Problem description -> Output every line exactly as written. Leave out pictures.

Records provided ->
#####
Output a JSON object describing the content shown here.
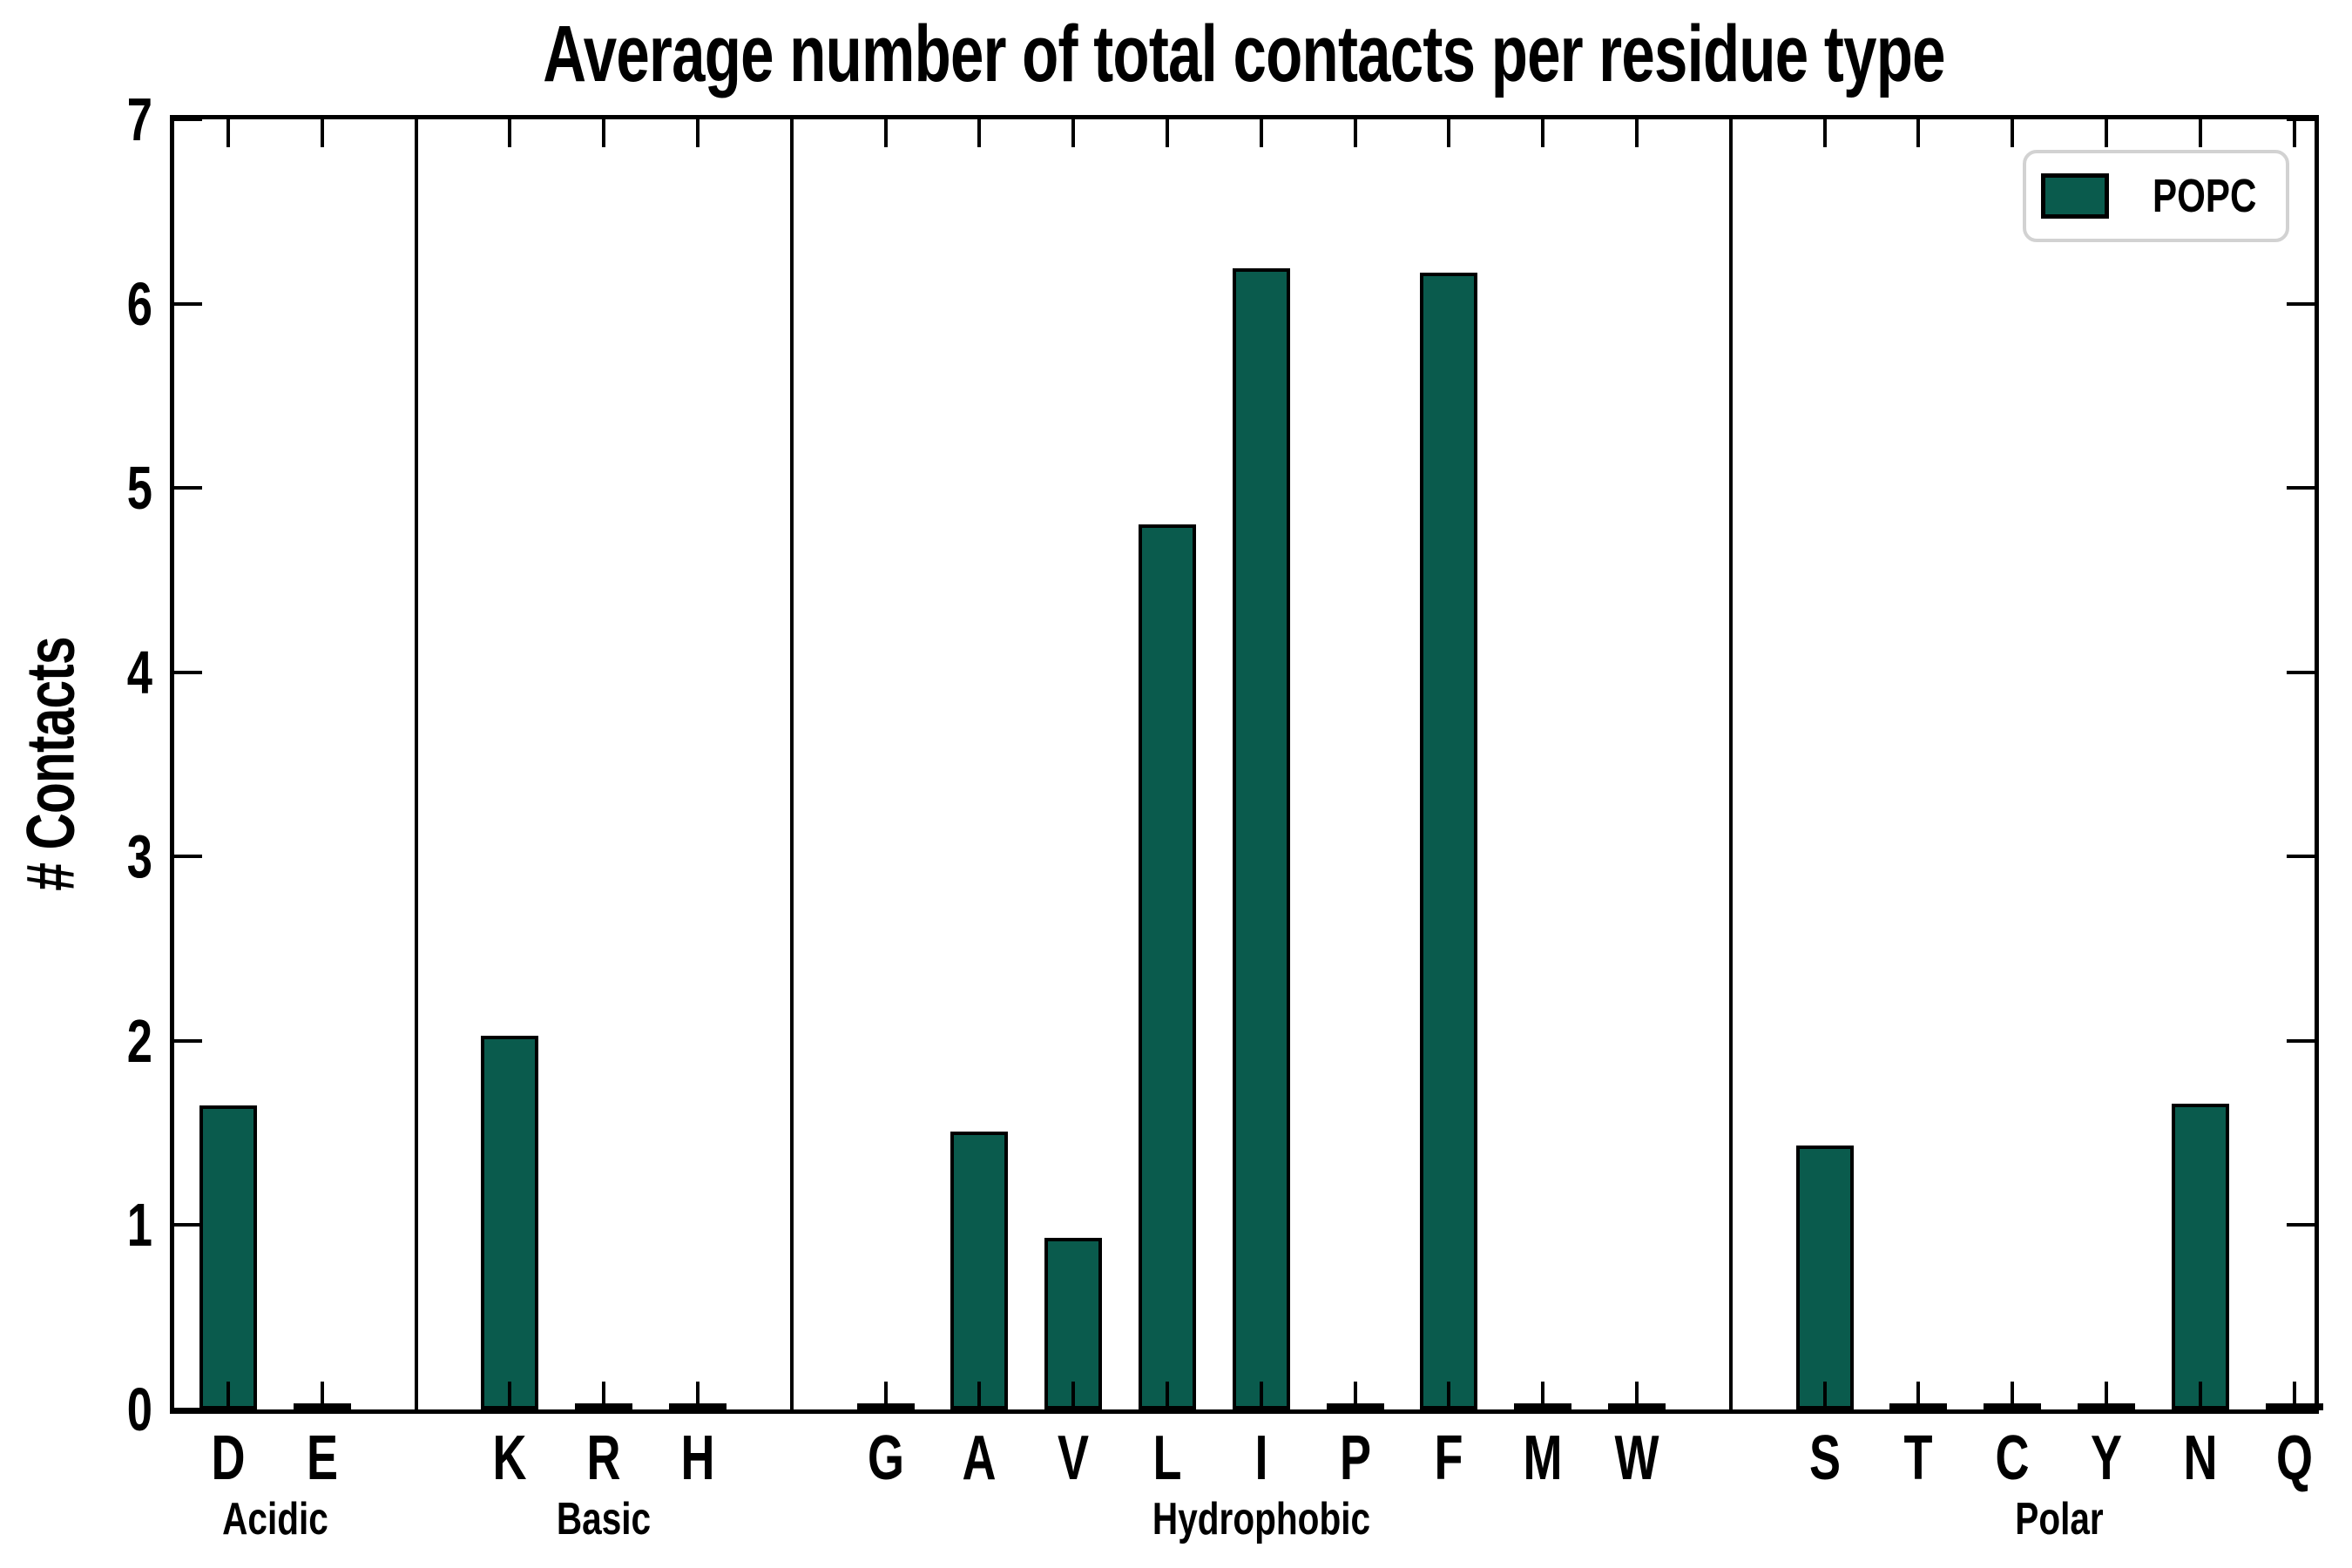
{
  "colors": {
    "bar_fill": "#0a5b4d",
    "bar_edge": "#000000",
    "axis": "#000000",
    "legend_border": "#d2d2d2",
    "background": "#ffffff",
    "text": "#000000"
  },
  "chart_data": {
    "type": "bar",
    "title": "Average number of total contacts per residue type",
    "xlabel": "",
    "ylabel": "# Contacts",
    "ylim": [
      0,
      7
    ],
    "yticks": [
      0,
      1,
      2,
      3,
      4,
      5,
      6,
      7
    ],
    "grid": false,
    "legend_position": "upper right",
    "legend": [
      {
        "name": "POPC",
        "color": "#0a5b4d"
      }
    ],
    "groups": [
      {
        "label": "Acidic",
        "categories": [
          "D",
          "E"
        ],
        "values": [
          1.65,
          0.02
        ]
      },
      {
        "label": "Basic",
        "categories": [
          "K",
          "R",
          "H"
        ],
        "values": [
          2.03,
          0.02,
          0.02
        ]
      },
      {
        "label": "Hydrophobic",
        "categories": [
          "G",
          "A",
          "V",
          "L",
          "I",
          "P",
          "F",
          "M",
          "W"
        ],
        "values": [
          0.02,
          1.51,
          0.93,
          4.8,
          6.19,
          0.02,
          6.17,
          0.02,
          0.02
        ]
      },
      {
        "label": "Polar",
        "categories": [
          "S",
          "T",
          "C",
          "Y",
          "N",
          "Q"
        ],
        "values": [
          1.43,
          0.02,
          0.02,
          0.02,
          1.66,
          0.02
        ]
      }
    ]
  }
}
#####
Exercise answer ->
Output a JSON object describing the content shown here.
{
  "colors": {
    "bar_fill": "#0a5b4d",
    "bar_edge": "#000000",
    "axis": "#000000",
    "legend_border": "#d2d2d2",
    "background": "#ffffff",
    "text": "#000000"
  },
  "chart_data": {
    "type": "bar",
    "title": "Average number of total contacts per residue type",
    "xlabel": "",
    "ylabel": "# Contacts",
    "ylim": [
      0,
      7
    ],
    "yticks": [
      0,
      1,
      2,
      3,
      4,
      5,
      6,
      7
    ],
    "grid": false,
    "legend_position": "upper right",
    "legend": [
      {
        "name": "POPC",
        "color": "#0a5b4d"
      }
    ],
    "groups": [
      {
        "label": "Acidic",
        "categories": [
          "D",
          "E"
        ],
        "values": [
          1.65,
          0.02
        ]
      },
      {
        "label": "Basic",
        "categories": [
          "K",
          "R",
          "H"
        ],
        "values": [
          2.03,
          0.02,
          0.02
        ]
      },
      {
        "label": "Hydrophobic",
        "categories": [
          "G",
          "A",
          "V",
          "L",
          "I",
          "P",
          "F",
          "M",
          "W"
        ],
        "values": [
          0.02,
          1.51,
          0.93,
          4.8,
          6.19,
          0.02,
          6.17,
          0.02,
          0.02
        ]
      },
      {
        "label": "Polar",
        "categories": [
          "S",
          "T",
          "C",
          "Y",
          "N",
          "Q"
        ],
        "values": [
          1.43,
          0.02,
          0.02,
          0.02,
          1.66,
          0.02
        ]
      }
    ]
  }
}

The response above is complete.